• **About this task**
Write the entries out in full, matching them exactly.

[Opening Provided entries section]

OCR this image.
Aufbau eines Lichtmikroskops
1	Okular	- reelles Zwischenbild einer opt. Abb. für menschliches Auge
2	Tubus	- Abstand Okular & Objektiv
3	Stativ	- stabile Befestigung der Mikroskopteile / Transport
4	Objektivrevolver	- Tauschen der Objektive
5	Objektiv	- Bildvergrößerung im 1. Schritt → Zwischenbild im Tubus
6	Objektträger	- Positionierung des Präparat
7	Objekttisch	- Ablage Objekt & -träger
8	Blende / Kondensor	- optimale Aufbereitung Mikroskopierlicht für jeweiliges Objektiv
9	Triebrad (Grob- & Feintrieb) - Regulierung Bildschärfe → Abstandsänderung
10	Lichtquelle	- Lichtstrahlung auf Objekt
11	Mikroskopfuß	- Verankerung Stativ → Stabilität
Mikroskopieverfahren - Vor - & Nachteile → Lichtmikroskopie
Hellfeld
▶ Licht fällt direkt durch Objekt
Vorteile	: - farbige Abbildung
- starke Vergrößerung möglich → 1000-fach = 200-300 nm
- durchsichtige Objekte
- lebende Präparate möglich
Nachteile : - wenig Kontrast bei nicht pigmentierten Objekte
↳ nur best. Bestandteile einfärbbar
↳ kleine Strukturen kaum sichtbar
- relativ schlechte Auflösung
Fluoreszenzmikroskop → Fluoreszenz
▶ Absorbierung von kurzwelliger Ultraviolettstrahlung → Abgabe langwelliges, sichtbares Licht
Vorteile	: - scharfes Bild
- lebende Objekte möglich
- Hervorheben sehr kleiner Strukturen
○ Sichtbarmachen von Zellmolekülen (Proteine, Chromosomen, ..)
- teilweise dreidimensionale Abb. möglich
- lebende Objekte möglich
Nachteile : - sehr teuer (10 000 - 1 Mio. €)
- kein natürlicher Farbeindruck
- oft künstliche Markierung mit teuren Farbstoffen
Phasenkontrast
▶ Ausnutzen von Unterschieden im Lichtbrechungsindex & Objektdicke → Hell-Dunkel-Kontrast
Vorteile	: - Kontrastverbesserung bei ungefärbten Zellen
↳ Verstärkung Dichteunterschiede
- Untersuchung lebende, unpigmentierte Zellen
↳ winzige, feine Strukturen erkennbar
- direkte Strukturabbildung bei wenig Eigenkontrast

[Closing Provided entries section]

• **Answer space**
OCR this image.
Aufbau eines Lichtmikroskops
1	Okular	- reelles Zwischenbild einer opt. Abb. für menschliches Auge
2	Tubus	- Abstand Okular & Objektiv
3	Stativ	- stabile Befestigung der Mikroskopteile / Transport
4	Objektivrevolver	- Tauschen der Objektive
5	Objektiv	- Bildvergrößerung im 1. Schritt → Zwischenbild im Tubus
6	Objektträger	- Positionierung des Präparat
7	Objekttisch	- Ablage Objekt & -träger
8	Blende / Kondensor	- optimale Aufbereitung Mikroskopierlicht für jeweiliges Objektiv
9	Triebrad (Grob- & Feintrieb) - Regulierung Bildschärfe → Abstandsänderung
10	Lichtquelle	- Lichtstrahlung auf Objekt
11	Mikroskopfuß	- Verankerung Stativ → Stabilität
Mikroskopieverfahren - Vor - & Nachteile → Lichtmikroskopie
Hellfeld
▶ Licht fällt direkt durch Objekt
Vorteile	: - farbige Abbildung
- starke Vergrößerung möglich → 1000-fach = 200-300 nm
- durchsichtige Objekte
- lebende Präparate möglich
Nachteile : - wenig Kontrast bei nicht pigmentierten Objekte
↳ nur best. Bestandteile einfärbbar
↳ kleine Strukturen kaum sichtbar
- relativ schlechte Auflösung
Fluoreszenzmikroskop → Fluoreszenz
▶ Absorbierung von kurzwelliger Ultraviolettstrahlung → Abgabe langwelliges, sichtbares Licht
Vorteile	: - scharfes Bild
- lebende Objekte möglich
- Hervorheben sehr kleiner Strukturen
○ Sichtbarmachen von Zellmolekülen (Proteine, Chromosomen, ..)
- teilweise dreidimensionale Abb. möglich
- lebende Objekte möglich
Nachteile : - sehr teuer (10 000 - 1 Mio. €)
- kein natürlicher Farbeindruck
- oft künstliche Markierung mit teuren Farbstoffen
Phasenkontrast
▶ Ausnutzen von Unterschieden im Lichtbrechungsindex & Objektdicke → Hell-Dunkel-Kontrast
Vorteile	: - Kontrastverbesserung bei ungefärbten Zellen
↳ Verstärkung Dichteunterschiede
- Untersuchung lebende, unpigmentierte Zellen
↳ winzige, feine Strukturen erkennbar
- direkte Strukturabbildung bei wenig Eigenkontrast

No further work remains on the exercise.